╭─ Information provided
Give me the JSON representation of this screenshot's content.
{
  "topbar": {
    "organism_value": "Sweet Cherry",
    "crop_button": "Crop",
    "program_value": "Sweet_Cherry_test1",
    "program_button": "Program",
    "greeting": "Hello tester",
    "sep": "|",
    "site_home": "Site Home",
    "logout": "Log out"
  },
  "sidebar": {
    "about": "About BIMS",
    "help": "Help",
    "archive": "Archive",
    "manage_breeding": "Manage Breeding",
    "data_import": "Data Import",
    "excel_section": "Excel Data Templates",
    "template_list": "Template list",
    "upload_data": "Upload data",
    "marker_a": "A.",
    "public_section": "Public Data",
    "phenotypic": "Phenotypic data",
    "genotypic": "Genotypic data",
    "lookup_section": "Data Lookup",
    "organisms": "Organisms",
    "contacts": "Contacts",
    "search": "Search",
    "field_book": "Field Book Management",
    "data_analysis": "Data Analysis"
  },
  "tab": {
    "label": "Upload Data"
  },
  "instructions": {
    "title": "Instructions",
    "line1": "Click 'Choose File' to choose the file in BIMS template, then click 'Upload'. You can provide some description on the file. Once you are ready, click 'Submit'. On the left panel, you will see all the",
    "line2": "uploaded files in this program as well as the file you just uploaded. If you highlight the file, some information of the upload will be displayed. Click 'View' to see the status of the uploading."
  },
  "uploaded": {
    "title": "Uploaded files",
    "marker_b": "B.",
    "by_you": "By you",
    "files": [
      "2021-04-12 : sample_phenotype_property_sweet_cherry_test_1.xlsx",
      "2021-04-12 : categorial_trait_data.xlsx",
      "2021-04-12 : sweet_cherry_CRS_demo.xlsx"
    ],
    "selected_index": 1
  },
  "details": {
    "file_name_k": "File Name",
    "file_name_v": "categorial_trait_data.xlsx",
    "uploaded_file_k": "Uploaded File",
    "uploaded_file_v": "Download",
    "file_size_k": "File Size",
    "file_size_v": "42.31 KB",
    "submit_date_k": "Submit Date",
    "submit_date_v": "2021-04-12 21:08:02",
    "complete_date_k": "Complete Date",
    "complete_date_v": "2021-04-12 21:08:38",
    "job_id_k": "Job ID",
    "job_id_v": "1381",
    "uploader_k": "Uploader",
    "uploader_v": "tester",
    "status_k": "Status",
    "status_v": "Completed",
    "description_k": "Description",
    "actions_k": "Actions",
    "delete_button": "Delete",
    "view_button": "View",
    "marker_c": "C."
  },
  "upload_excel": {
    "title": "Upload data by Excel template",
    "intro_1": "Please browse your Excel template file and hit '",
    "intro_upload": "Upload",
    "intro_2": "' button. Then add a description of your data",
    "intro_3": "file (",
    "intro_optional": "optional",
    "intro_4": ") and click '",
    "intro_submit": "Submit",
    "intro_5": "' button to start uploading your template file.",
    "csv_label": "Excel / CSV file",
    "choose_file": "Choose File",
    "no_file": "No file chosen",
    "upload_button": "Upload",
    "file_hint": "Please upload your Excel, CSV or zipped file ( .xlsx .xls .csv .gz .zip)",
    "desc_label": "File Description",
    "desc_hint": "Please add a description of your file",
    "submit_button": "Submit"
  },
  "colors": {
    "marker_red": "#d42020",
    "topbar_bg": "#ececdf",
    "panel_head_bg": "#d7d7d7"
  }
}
╰─
> [Task directions]: Write the listing out again, exactly as shown above.

> [Solution to this task]:
Give me the JSON representation of this screenshot's content.
{
  "topbar": {
    "organism_value": "Sweet Cherry",
    "crop_button": "Crop",
    "program_value": "Sweet_Cherry_test1",
    "program_button": "Program",
    "greeting": "Hello tester",
    "sep": "|",
    "site_home": "Site Home",
    "logout": "Log out"
  },
  "sidebar": {
    "about": "About BIMS",
    "help": "Help",
    "archive": "Archive",
    "manage_breeding": "Manage Breeding",
    "data_import": "Data Import",
    "excel_section": "Excel Data Templates",
    "template_list": "Template list",
    "upload_data": "Upload data",
    "marker_a": "A.",
    "public_section": "Public Data",
    "phenotypic": "Phenotypic data",
    "genotypic": "Genotypic data",
    "lookup_section": "Data Lookup",
    "organisms": "Organisms",
    "contacts": "Contacts",
    "search": "Search",
    "field_book": "Field Book Management",
    "data_analysis": "Data Analysis"
  },
  "tab": {
    "label": "Upload Data"
  },
  "instructions": {
    "title": "Instructions",
    "line1": "Click 'Choose File' to choose the file in BIMS template, then click 'Upload'. You can provide some description on the file. Once you are ready, click 'Submit'. On the left panel, you will see all the",
    "line2": "uploaded files in this program as well as the file you just uploaded. If you highlight the file, some information of the upload will be displayed. Click 'View' to see the status of the uploading."
  },
  "uploaded": {
    "title": "Uploaded files",
    "marker_b": "B.",
    "by_you": "By you",
    "files": [
      "2021-04-12 : sample_phenotype_property_sweet_cherry_test_1.xlsx",
      "2021-04-12 : categorial_trait_data.xlsx",
      "2021-04-12 : sweet_cherry_CRS_demo.xlsx"
    ],
    "selected_index": 1
  },
  "details": {
    "file_name_k": "File Name",
    "file_name_v": "categorial_trait_data.xlsx",
    "uploaded_file_k": "Uploaded File",
    "uploaded_file_v": "Download",
    "file_size_k": "File Size",
    "file_size_v": "42.31 KB",
    "submit_date_k": "Submit Date",
    "submit_date_v": "2021-04-12 21:08:02",
    "complete_date_k": "Complete Date",
    "complete_date_v": "2021-04-12 21:08:38",
    "job_id_k": "Job ID",
    "job_id_v": "1381",
    "uploader_k": "Uploader",
    "uploader_v": "tester",
    "status_k": "Status",
    "status_v": "Completed",
    "description_k": "Description",
    "actions_k": "Actions",
    "delete_button": "Delete",
    "view_button": "View",
    "marker_c": "C."
  },
  "upload_excel": {
    "title": "Upload data by Excel template",
    "intro_1": "Please browse your Excel template file and hit '",
    "intro_upload": "Upload",
    "intro_2": "' button. Then add a description of your data",
    "intro_3": "file (",
    "intro_optional": "optional",
    "intro_4": ") and click '",
    "intro_submit": "Submit",
    "intro_5": "' button to start uploading your template file.",
    "csv_label": "Excel / CSV file",
    "choose_file": "Choose File",
    "no_file": "No file chosen",
    "upload_button": "Upload",
    "file_hint": "Please upload your Excel, CSV or zipped file ( .xlsx .xls .csv .gz .zip)",
    "desc_label": "File Description",
    "desc_hint": "Please add a description of your file",
    "submit_button": "Submit"
  },
  "colors": {
    "marker_red": "#d42020",
    "topbar_bg": "#ececdf",
    "panel_head_bg": "#d7d7d7"
  }
}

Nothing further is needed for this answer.